Work instructions:
Your task is to print the material below exactly as presented.

Record excerpts:
* * * * *

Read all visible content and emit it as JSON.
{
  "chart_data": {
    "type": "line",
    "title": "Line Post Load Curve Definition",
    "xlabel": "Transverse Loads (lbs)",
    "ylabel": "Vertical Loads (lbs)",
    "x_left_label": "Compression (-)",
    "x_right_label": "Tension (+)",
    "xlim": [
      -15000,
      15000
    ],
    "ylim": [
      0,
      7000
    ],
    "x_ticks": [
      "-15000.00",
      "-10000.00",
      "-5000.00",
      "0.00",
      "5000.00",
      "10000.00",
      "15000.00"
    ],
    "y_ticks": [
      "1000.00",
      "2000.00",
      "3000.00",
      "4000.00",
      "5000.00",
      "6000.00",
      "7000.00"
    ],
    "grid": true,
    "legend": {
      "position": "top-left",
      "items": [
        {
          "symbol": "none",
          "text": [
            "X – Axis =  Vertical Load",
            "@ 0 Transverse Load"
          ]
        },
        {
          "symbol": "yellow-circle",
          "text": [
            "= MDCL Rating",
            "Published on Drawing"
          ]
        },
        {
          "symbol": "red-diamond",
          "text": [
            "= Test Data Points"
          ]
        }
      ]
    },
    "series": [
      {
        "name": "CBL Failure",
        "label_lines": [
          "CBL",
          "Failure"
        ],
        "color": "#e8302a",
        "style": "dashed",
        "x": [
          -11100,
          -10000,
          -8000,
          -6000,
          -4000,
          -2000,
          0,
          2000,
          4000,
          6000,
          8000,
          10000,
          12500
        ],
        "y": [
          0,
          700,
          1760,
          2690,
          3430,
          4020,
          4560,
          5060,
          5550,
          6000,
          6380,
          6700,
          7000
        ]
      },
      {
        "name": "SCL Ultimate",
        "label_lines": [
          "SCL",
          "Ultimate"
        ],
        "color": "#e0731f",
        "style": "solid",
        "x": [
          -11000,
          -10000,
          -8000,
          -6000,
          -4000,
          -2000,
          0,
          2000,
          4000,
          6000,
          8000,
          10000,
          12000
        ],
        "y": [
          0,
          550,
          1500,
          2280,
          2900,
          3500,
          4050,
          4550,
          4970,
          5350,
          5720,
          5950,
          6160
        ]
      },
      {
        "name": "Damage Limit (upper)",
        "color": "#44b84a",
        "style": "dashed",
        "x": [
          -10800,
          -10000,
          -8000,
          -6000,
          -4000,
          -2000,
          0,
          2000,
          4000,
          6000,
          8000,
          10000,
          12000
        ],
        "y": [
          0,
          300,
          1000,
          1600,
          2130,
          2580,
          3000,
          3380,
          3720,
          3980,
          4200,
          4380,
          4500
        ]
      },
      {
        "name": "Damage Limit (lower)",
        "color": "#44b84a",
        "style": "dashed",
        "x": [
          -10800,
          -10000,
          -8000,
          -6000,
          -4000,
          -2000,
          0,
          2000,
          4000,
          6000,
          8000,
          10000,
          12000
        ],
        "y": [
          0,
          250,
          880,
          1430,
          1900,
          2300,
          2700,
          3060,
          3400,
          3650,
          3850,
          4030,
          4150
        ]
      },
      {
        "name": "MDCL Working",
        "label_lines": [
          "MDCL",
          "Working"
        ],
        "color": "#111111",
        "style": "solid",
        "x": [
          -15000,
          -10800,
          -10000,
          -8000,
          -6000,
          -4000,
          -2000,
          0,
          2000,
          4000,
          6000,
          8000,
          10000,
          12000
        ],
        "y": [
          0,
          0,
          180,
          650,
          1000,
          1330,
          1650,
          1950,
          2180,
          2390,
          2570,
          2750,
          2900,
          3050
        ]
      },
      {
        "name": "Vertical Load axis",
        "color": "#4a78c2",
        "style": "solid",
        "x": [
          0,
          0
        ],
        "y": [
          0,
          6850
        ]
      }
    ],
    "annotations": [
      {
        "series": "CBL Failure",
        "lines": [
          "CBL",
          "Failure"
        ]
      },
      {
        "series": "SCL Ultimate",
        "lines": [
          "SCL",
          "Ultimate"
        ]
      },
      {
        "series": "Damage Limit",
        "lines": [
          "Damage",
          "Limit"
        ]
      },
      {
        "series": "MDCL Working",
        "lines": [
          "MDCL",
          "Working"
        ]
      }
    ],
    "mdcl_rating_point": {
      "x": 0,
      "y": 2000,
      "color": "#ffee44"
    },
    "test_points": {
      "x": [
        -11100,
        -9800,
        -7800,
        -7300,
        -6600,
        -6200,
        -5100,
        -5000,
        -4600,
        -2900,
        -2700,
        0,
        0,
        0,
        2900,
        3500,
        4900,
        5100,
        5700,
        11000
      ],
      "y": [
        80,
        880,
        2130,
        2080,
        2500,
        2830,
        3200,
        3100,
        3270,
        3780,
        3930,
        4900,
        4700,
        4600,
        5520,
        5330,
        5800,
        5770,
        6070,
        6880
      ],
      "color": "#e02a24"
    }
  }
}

* * * * *

Written solution:
Read all visible content and emit it as JSON.
{
  "chart_data": {
    "type": "line",
    "title": "Line Post Load Curve Definition",
    "xlabel": "Transverse Loads (lbs)",
    "ylabel": "Vertical Loads (lbs)",
    "x_left_label": "Compression (-)",
    "x_right_label": "Tension (+)",
    "xlim": [
      -15000,
      15000
    ],
    "ylim": [
      0,
      7000
    ],
    "x_ticks": [
      "-15000.00",
      "-10000.00",
      "-5000.00",
      "0.00",
      "5000.00",
      "10000.00",
      "15000.00"
    ],
    "y_ticks": [
      "1000.00",
      "2000.00",
      "3000.00",
      "4000.00",
      "5000.00",
      "6000.00",
      "7000.00"
    ],
    "grid": true,
    "legend": {
      "position": "top-left",
      "items": [
        {
          "symbol": "none",
          "text": [
            "X – Axis =  Vertical Load",
            "@ 0 Transverse Load"
          ]
        },
        {
          "symbol": "yellow-circle",
          "text": [
            "= MDCL Rating",
            "Published on Drawing"
          ]
        },
        {
          "symbol": "red-diamond",
          "text": [
            "= Test Data Points"
          ]
        }
      ]
    },
    "series": [
      {
        "name": "CBL Failure",
        "label_lines": [
          "CBL",
          "Failure"
        ],
        "color": "#e8302a",
        "style": "dashed",
        "x": [
          -11100,
          -10000,
          -8000,
          -6000,
          -4000,
          -2000,
          0,
          2000,
          4000,
          6000,
          8000,
          10000,
          12500
        ],
        "y": [
          0,
          700,
          1760,
          2690,
          3430,
          4020,
          4560,
          5060,
          5550,
          6000,
          6380,
          6700,
          7000
        ]
      },
      {
        "name": "SCL Ultimate",
        "label_lines": [
          "SCL",
          "Ultimate"
        ],
        "color": "#e0731f",
        "style": "solid",
        "x": [
          -11000,
          -10000,
          -8000,
          -6000,
          -4000,
          -2000,
          0,
          2000,
          4000,
          6000,
          8000,
          10000,
          12000
        ],
        "y": [
          0,
          550,
          1500,
          2280,
          2900,
          3500,
          4050,
          4550,
          4970,
          5350,
          5720,
          5950,
          6160
        ]
      },
      {
        "name": "Damage Limit (upper)",
        "color": "#44b84a",
        "style": "dashed",
        "x": [
          -10800,
          -10000,
          -8000,
          -6000,
          -4000,
          -2000,
          0,
          2000,
          4000,
          6000,
          8000,
          10000,
          12000
        ],
        "y": [
          0,
          300,
          1000,
          1600,
          2130,
          2580,
          3000,
          3380,
          3720,
          3980,
          4200,
          4380,
          4500
        ]
      },
      {
        "name": "Damage Limit (lower)",
        "color": "#44b84a",
        "style": "dashed",
        "x": [
          -10800,
          -10000,
          -8000,
          -6000,
          -4000,
          -2000,
          0,
          2000,
          4000,
          6000,
          8000,
          10000,
          12000
        ],
        "y": [
          0,
          250,
          880,
          1430,
          1900,
          2300,
          2700,
          3060,
          3400,
          3650,
          3850,
          4030,
          4150
        ]
      },
      {
        "name": "MDCL Working",
        "label_lines": [
          "MDCL",
          "Working"
        ],
        "color": "#111111",
        "style": "solid",
        "x": [
          -15000,
          -10800,
          -10000,
          -8000,
          -6000,
          -4000,
          -2000,
          0,
          2000,
          4000,
          6000,
          8000,
          10000,
          12000
        ],
        "y": [
          0,
          0,
          180,
          650,
          1000,
          1330,
          1650,
          1950,
          2180,
          2390,
          2570,
          2750,
          2900,
          3050
        ]
      },
      {
        "name": "Vertical Load axis",
        "color": "#4a78c2",
        "style": "solid",
        "x": [
          0,
          0
        ],
        "y": [
          0,
          6850
        ]
      }
    ],
    "annotations": [
      {
        "series": "CBL Failure",
        "lines": [
          "CBL",
          "Failure"
        ]
      },
      {
        "series": "SCL Ultimate",
        "lines": [
          "SCL",
          "Ultimate"
        ]
      },
      {
        "series": "Damage Limit",
        "lines": [
          "Damage",
          "Limit"
        ]
      },
      {
        "series": "MDCL Working",
        "lines": [
          "MDCL",
          "Working"
        ]
      }
    ],
    "mdcl_rating_point": {
      "x": 0,
      "y": 2000,
      "color": "#ffee44"
    },
    "test_points": {
      "x": [
        -11100,
        -9800,
        -7800,
        -7300,
        -6600,
        -6200,
        -5100,
        -5000,
        -4600,
        -2900,
        -2700,
        0,
        0,
        0,
        2900,
        3500,
        4900,
        5100,
        5700,
        11000
      ],
      "y": [
        80,
        880,
        2130,
        2080,
        2500,
        2830,
        3200,
        3100,
        3270,
        3780,
        3930,
        4900,
        4700,
        4600,
        5520,
        5330,
        5800,
        5770,
        6070,
        6880
      ],
      "color": "#e02a24"
    }
  }
}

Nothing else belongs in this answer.